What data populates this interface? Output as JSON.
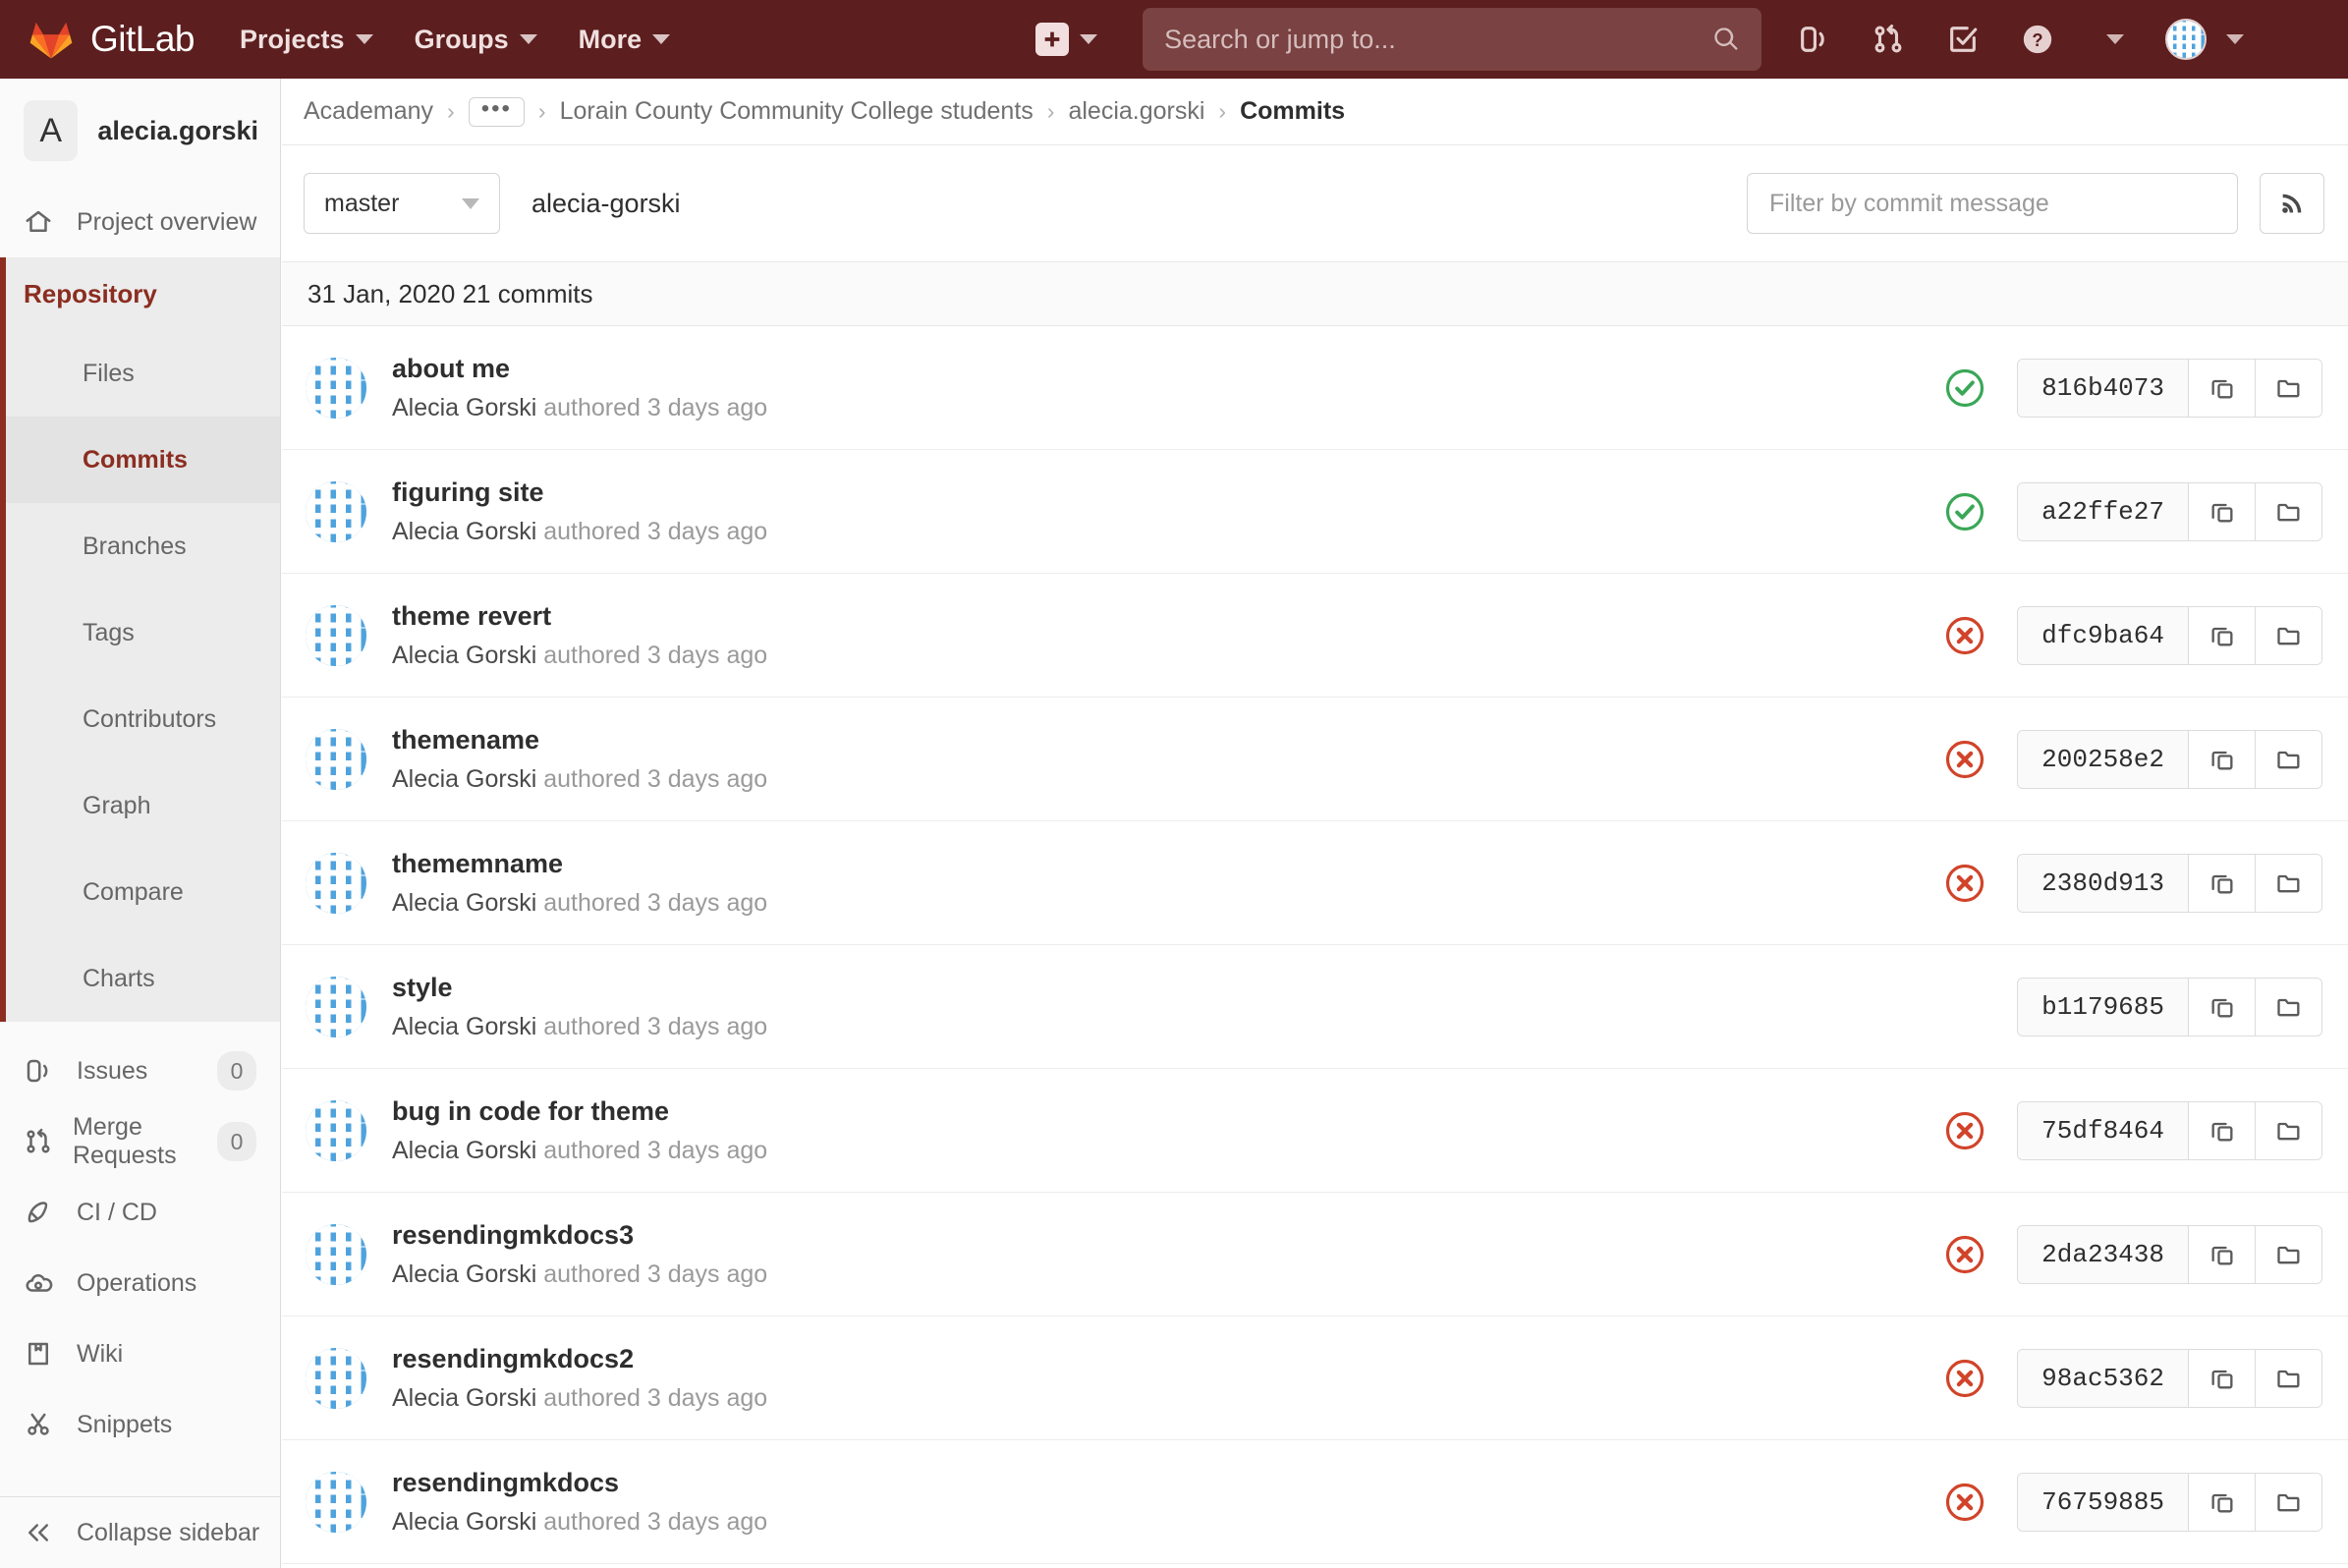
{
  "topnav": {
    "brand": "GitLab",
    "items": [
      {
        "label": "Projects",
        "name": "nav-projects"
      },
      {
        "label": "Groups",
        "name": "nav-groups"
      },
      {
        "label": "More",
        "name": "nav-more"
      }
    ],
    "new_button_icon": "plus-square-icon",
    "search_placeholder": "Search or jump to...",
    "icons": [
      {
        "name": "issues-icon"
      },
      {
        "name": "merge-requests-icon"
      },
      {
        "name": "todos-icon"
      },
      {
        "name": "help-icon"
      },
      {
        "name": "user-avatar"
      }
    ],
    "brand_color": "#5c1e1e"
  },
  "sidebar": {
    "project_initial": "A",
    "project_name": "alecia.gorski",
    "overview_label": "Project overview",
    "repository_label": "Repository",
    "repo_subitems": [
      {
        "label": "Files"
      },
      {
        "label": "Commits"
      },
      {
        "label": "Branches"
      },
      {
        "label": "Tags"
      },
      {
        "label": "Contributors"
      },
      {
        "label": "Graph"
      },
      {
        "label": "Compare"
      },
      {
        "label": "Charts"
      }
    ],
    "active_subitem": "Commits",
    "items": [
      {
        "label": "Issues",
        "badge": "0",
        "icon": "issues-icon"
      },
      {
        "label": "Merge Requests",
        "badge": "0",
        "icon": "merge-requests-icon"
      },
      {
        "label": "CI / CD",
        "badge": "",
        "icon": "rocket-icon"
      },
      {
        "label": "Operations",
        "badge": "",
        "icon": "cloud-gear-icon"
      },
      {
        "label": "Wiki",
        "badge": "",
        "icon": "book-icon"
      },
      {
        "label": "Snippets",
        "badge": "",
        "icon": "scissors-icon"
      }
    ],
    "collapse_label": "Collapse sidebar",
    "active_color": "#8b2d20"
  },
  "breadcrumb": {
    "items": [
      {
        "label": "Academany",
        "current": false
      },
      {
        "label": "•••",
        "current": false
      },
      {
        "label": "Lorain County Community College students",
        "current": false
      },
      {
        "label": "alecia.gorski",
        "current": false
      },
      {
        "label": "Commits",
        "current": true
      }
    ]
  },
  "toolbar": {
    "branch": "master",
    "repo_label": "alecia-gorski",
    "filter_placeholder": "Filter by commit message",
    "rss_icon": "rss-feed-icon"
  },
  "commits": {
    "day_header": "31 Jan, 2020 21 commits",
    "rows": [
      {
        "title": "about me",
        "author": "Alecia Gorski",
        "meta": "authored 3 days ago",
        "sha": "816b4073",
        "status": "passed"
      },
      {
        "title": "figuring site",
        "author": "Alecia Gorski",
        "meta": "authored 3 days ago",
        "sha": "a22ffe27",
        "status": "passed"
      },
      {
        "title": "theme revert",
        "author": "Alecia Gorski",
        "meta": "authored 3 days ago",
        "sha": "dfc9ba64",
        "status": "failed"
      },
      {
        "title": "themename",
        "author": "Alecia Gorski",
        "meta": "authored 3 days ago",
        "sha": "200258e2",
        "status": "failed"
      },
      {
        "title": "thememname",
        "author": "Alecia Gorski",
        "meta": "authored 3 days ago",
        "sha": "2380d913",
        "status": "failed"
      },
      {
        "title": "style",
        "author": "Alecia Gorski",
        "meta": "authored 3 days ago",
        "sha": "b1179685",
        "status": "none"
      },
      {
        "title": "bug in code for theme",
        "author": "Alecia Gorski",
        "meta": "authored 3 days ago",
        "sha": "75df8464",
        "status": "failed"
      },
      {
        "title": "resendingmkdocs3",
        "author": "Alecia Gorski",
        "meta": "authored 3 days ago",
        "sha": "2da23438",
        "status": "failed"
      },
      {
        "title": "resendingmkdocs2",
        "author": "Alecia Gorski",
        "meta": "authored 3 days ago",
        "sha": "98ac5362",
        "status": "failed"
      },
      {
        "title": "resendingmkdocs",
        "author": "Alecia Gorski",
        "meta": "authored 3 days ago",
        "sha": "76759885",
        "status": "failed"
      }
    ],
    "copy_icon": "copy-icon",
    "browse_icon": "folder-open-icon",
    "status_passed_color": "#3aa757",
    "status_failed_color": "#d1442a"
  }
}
---+---
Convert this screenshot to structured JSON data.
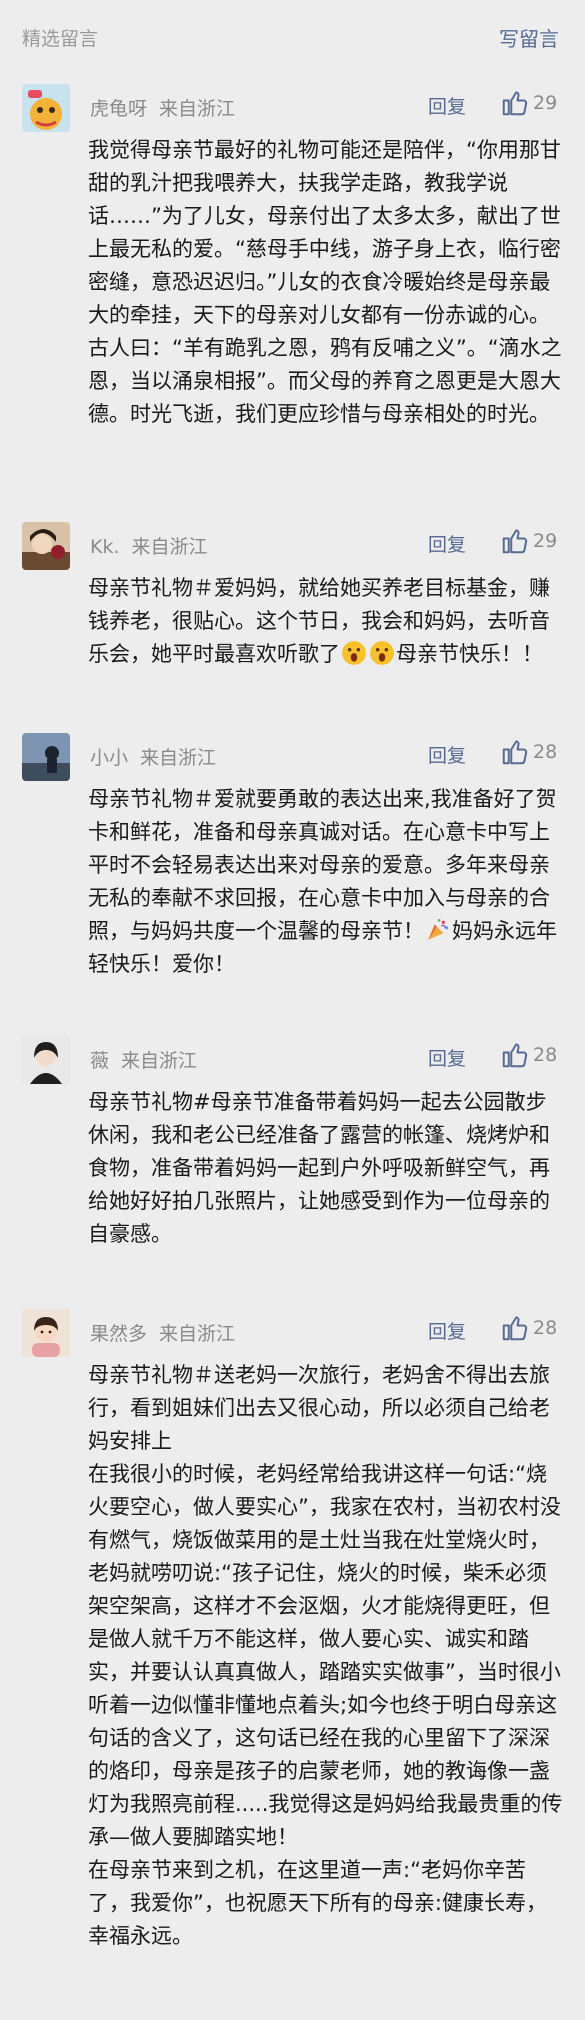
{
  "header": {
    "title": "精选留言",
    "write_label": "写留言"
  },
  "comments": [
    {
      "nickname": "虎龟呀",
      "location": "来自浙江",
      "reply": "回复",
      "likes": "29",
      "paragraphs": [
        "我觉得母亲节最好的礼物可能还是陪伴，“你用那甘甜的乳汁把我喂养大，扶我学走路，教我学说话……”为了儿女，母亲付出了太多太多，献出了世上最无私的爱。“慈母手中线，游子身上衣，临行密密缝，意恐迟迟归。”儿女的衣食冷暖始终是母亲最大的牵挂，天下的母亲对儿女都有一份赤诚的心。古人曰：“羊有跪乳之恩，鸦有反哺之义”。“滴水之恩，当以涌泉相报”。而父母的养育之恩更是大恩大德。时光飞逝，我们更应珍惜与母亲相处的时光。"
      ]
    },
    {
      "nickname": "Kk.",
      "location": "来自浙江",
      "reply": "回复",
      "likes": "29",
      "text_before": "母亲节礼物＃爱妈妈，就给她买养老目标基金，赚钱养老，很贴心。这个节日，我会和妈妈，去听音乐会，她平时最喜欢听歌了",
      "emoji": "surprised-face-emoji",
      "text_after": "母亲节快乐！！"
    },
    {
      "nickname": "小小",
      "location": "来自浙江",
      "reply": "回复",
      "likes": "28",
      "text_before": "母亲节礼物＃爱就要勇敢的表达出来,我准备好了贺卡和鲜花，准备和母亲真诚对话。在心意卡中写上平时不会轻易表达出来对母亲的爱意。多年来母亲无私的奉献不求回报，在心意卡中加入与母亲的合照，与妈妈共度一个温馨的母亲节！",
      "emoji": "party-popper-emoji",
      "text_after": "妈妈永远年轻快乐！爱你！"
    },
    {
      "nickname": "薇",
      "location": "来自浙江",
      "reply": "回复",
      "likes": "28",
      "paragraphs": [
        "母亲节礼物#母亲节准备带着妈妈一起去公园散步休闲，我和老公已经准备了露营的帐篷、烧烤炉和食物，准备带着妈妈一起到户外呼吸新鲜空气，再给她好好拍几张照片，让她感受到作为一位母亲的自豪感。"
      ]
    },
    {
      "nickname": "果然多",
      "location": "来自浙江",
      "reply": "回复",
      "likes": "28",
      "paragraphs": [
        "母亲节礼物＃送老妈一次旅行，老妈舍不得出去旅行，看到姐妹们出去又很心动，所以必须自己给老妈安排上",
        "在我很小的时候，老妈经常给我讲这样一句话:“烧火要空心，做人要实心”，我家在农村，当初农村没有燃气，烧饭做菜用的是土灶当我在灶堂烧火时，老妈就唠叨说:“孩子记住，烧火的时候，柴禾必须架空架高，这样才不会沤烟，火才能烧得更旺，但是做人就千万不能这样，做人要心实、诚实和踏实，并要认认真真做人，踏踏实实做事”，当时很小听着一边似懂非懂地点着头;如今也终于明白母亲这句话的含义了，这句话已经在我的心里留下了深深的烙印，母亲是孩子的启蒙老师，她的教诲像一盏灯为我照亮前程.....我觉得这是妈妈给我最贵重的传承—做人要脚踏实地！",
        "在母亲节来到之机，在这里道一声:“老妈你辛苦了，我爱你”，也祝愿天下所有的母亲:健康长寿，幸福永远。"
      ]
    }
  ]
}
---+---
PROBLEM TO WORK ON
Lines that hold "JSON" are the ones to copy; find all of them.

TASK RESULT
What data populates this interface? Output as JSON.
Convert this screenshot to structured JSON data.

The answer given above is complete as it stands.